Only the number is wanted: how many lines hold the word "считывания"?

INFORMATION PROVIDED
....

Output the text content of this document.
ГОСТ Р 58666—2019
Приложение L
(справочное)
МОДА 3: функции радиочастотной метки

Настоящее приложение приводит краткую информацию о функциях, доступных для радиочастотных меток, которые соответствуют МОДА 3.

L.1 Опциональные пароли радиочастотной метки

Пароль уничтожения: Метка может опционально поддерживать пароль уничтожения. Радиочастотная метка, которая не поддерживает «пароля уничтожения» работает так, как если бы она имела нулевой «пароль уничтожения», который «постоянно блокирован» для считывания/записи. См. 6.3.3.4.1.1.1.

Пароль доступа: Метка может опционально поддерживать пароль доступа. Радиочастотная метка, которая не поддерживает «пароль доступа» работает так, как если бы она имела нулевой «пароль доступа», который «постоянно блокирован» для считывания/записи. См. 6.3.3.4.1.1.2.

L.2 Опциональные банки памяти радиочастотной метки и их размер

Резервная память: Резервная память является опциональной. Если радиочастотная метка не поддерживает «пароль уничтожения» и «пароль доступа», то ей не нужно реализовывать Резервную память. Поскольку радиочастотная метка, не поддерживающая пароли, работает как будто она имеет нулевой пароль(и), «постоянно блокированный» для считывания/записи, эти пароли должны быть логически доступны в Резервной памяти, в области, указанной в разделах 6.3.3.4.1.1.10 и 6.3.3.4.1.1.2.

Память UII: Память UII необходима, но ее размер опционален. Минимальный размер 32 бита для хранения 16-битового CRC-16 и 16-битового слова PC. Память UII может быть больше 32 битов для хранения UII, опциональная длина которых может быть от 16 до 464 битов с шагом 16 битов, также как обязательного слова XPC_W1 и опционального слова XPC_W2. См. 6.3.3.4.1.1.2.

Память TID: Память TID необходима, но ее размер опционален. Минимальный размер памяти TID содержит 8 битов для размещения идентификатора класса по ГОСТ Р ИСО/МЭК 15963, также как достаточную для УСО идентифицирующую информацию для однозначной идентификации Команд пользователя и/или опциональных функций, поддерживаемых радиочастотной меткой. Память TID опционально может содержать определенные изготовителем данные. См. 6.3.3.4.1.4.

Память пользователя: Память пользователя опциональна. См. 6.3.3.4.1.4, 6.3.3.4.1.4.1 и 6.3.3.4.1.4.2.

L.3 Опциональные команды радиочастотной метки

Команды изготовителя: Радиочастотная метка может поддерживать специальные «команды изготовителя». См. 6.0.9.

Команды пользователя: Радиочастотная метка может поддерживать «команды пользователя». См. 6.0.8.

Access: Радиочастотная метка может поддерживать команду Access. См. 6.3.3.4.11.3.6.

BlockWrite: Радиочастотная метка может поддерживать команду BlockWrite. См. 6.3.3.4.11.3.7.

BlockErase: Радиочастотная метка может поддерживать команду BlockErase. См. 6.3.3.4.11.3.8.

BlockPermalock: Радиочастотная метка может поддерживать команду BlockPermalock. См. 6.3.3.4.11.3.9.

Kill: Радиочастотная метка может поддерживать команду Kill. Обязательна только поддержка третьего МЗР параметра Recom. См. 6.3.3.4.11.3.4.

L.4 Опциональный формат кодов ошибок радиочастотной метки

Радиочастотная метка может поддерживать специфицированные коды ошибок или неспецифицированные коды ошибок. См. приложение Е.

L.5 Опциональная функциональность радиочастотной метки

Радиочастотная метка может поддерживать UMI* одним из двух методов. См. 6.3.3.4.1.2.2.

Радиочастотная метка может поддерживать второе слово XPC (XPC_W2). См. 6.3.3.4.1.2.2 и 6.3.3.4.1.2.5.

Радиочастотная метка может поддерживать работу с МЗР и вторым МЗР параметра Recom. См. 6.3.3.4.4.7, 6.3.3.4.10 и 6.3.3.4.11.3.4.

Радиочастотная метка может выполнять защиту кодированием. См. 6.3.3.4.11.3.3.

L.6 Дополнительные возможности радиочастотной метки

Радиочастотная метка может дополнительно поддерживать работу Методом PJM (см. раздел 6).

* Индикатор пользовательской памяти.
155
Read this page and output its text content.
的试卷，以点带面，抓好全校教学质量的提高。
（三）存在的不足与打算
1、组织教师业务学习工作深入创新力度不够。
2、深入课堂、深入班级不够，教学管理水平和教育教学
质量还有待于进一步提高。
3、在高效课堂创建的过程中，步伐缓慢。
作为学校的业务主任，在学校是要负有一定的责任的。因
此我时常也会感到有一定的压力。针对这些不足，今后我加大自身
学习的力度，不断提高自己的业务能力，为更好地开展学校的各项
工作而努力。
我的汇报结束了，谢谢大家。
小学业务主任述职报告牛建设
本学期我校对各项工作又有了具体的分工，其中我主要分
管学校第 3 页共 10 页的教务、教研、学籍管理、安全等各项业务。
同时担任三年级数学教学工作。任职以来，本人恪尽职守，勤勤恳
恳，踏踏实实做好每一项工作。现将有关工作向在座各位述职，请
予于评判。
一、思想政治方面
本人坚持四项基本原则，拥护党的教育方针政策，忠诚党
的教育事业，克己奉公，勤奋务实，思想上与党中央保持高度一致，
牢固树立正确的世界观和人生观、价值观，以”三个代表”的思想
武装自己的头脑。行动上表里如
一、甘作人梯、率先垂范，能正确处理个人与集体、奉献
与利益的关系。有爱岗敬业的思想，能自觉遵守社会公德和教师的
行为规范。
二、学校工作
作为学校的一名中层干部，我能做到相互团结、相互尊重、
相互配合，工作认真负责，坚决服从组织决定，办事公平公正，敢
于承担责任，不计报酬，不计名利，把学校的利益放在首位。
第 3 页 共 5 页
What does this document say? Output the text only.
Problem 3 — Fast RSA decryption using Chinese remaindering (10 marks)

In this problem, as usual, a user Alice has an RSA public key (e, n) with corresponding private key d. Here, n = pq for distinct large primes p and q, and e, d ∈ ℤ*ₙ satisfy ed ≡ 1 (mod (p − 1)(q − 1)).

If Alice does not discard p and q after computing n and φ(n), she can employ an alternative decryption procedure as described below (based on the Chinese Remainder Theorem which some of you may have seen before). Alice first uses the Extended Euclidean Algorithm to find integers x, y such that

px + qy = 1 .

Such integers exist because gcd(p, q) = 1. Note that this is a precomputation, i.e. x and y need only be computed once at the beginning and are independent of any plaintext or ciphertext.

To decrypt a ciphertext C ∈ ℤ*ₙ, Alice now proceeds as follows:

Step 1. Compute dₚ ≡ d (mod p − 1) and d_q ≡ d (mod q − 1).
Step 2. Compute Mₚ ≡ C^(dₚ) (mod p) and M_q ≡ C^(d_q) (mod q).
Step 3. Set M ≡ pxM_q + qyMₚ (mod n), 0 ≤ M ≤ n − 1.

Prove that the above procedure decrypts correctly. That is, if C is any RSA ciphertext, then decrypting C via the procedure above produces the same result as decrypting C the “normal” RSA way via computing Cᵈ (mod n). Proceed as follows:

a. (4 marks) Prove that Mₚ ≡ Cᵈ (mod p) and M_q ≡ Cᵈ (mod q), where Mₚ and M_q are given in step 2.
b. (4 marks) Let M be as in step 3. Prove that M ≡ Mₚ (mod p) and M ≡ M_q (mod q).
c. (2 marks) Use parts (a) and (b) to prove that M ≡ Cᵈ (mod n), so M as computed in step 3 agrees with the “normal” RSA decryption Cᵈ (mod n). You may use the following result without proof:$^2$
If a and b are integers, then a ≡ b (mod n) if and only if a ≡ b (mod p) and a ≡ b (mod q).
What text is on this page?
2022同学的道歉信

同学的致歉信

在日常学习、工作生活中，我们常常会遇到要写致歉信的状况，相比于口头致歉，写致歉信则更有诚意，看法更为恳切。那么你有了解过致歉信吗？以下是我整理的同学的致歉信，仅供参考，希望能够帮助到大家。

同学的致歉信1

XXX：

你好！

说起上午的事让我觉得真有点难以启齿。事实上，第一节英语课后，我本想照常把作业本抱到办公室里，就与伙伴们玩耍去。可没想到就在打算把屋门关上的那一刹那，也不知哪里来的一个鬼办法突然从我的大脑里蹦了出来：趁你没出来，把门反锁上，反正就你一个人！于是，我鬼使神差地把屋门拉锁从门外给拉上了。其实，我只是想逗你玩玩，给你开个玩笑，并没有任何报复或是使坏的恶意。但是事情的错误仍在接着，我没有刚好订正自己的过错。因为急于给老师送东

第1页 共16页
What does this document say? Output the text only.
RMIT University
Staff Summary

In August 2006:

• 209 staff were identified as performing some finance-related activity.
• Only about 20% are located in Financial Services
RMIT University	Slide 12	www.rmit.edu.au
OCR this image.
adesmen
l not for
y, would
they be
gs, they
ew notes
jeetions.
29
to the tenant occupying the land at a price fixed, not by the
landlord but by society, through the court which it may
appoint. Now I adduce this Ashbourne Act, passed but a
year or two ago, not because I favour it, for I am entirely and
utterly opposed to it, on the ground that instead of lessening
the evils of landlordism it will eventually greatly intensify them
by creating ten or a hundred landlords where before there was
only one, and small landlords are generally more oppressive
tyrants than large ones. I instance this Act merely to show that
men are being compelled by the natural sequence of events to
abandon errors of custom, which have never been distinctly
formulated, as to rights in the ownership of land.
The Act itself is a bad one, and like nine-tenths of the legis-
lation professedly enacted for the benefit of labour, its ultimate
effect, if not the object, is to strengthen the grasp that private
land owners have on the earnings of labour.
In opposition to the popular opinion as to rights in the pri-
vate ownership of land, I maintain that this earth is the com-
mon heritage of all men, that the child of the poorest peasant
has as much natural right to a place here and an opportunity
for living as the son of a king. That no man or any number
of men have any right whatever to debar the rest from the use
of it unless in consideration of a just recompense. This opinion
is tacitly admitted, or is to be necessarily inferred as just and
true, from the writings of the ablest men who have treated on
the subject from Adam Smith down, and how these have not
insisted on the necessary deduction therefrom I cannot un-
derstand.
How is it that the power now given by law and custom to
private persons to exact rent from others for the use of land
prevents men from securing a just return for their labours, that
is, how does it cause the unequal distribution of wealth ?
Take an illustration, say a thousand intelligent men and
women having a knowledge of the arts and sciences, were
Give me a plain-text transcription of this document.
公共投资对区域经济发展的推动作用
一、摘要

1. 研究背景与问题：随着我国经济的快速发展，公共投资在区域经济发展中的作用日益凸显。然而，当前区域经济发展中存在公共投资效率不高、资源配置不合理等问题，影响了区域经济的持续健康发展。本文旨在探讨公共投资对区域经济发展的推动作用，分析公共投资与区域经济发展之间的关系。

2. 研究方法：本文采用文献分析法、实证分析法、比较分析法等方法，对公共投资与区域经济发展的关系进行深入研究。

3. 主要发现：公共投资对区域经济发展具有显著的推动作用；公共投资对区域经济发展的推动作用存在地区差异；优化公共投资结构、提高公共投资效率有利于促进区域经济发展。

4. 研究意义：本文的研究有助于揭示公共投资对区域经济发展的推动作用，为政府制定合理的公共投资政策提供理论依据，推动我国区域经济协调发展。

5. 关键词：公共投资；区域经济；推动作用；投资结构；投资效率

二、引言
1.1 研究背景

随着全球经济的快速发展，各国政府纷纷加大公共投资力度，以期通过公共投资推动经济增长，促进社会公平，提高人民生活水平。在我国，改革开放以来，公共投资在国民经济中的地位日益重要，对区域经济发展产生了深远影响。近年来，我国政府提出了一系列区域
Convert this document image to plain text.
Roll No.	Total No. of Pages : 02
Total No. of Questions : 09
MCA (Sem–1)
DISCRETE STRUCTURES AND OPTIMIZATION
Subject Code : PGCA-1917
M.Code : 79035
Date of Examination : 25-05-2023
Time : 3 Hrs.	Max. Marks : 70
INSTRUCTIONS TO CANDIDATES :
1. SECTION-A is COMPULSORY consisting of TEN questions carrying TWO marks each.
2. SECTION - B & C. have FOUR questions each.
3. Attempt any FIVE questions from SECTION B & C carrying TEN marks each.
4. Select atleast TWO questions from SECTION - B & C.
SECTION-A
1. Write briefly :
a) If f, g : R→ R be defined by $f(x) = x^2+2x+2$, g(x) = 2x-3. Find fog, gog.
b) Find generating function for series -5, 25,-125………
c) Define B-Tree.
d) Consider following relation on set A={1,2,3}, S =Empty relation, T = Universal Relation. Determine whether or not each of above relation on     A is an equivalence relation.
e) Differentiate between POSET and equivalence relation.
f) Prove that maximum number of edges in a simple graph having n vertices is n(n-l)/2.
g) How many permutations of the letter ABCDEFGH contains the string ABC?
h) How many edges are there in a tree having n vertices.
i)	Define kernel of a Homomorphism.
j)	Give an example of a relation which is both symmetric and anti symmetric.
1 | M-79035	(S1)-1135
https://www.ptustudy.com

....

EXPECTED OUTPUT
3